From the entries below, gather every line containing the string "JSON".

──────── Supplied material

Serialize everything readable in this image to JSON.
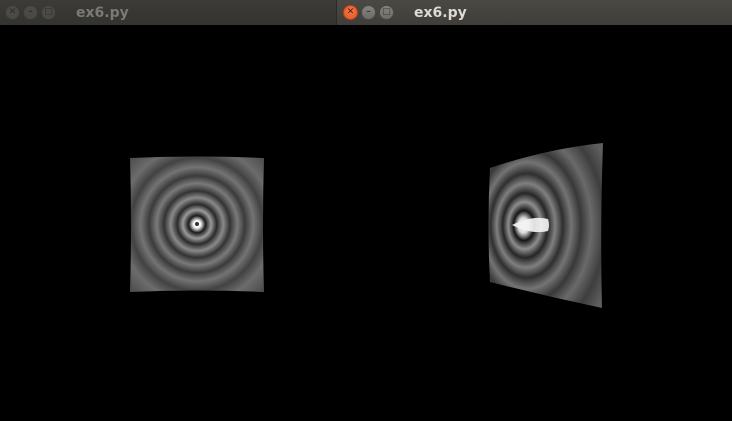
{
  "windows": [
    {
      "title": "ex6.py",
      "active": false,
      "controls": [
        "close-icon",
        "minimize-icon",
        "maximize-icon"
      ],
      "scene": "flat ripple texture on square"
    },
    {
      "title": "ex6.py",
      "active": true,
      "controls": [
        "close-icon",
        "minimize-icon",
        "maximize-icon"
      ],
      "scene": "rippled surface viewed at an angle"
    }
  ],
  "colors": {
    "close_active": "#e95420",
    "titlebar_inactive": "#3c3b37",
    "titlebar_active": "#4a4944",
    "canvas": "#000000"
  }
}
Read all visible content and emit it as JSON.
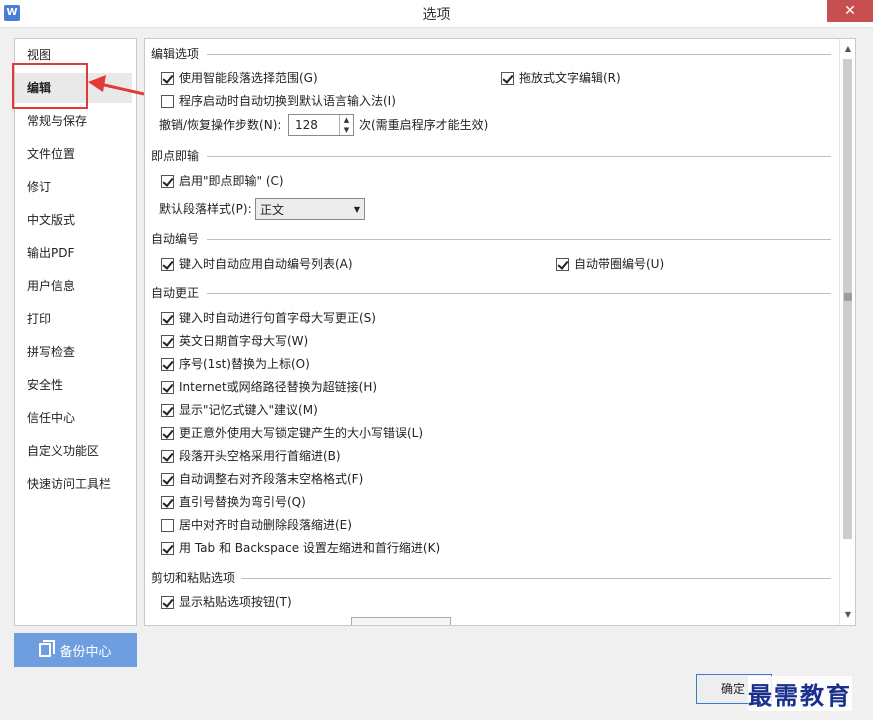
{
  "window": {
    "title": "选项",
    "app_icon": "W",
    "close": "✕"
  },
  "sidebar": {
    "items": [
      {
        "label": "视图"
      },
      {
        "label": "编辑"
      },
      {
        "label": "常规与保存"
      },
      {
        "label": "文件位置"
      },
      {
        "label": "修订"
      },
      {
        "label": "中文版式"
      },
      {
        "label": "输出PDF"
      },
      {
        "label": "用户信息"
      },
      {
        "label": "打印"
      },
      {
        "label": "拼写检查"
      },
      {
        "label": "安全性"
      },
      {
        "label": "信任中心"
      },
      {
        "label": "自定义功能区"
      },
      {
        "label": "快速访问工具栏"
      }
    ],
    "selected": "编辑"
  },
  "backup": {
    "label": "备份中心"
  },
  "sections": {
    "edit": {
      "header": "编辑选项",
      "smart_para": {
        "label": "使用智能段落选择范围(G)",
        "checked": true
      },
      "drag_text": {
        "label": "拖放式文字编辑(R)",
        "checked": true
      },
      "auto_ime": {
        "label": "程序启动时自动切换到默认语言输入法(I)",
        "checked": false
      },
      "undo_label": "撤销/恢复操作步数(N):",
      "undo_value": "128",
      "undo_note": "次(需重启程序才能生效)"
    },
    "instant": {
      "header": "即点即输",
      "enable": {
        "label": "启用\"即点即输\" (C)",
        "checked": true
      },
      "default_style_label": "默认段落样式(P):",
      "default_style_value": "正文"
    },
    "autonum": {
      "header": "自动编号",
      "auto_list": {
        "label": "键入时自动应用自动编号列表(A)",
        "checked": true
      },
      "auto_circle": {
        "label": "自动带圈编号(U)",
        "checked": true
      }
    },
    "autocorrect": {
      "header": "自动更正",
      "items": [
        {
          "label": "键入时自动进行句首字母大写更正(S)",
          "checked": true
        },
        {
          "label": "英文日期首字母大写(W)",
          "checked": true
        },
        {
          "label": "序号(1st)替换为上标(O)",
          "checked": true
        },
        {
          "label": "Internet或网络路径替换为超链接(H)",
          "checked": true
        },
        {
          "label": "显示\"记忆式键入\"建议(M)",
          "checked": true
        },
        {
          "label": "更正意外使用大写锁定键产生的大小写错误(L)",
          "checked": true
        },
        {
          "label": "段落开头空格采用行首缩进(B)",
          "checked": true
        },
        {
          "label": "自动调整右对齐段落末空格格式(F)",
          "checked": true
        },
        {
          "label": "直引号替换为弯引号(Q)",
          "checked": true
        },
        {
          "label": "居中对齐时自动删除段落缩进(E)",
          "checked": false
        },
        {
          "label": "用 Tab 和 Backspace 设置左缩进和首行缩进(K)",
          "checked": true
        }
      ]
    },
    "paste": {
      "header": "剪切和粘贴选项",
      "show_btn": {
        "label": "显示粘贴选项按钮(T)",
        "checked": true
      }
    }
  },
  "footer": {
    "ok": "确定"
  },
  "watermark": "最需教育",
  "colors": {
    "highlight": "#e23a3a",
    "backup_btn": "#6f9ee0",
    "close_btn": "#c74f4f"
  }
}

────────────────

▶ _Solution to this exercise_
Serialize everything readable in this image to JSON.
Read all visible content and emit it as JSON.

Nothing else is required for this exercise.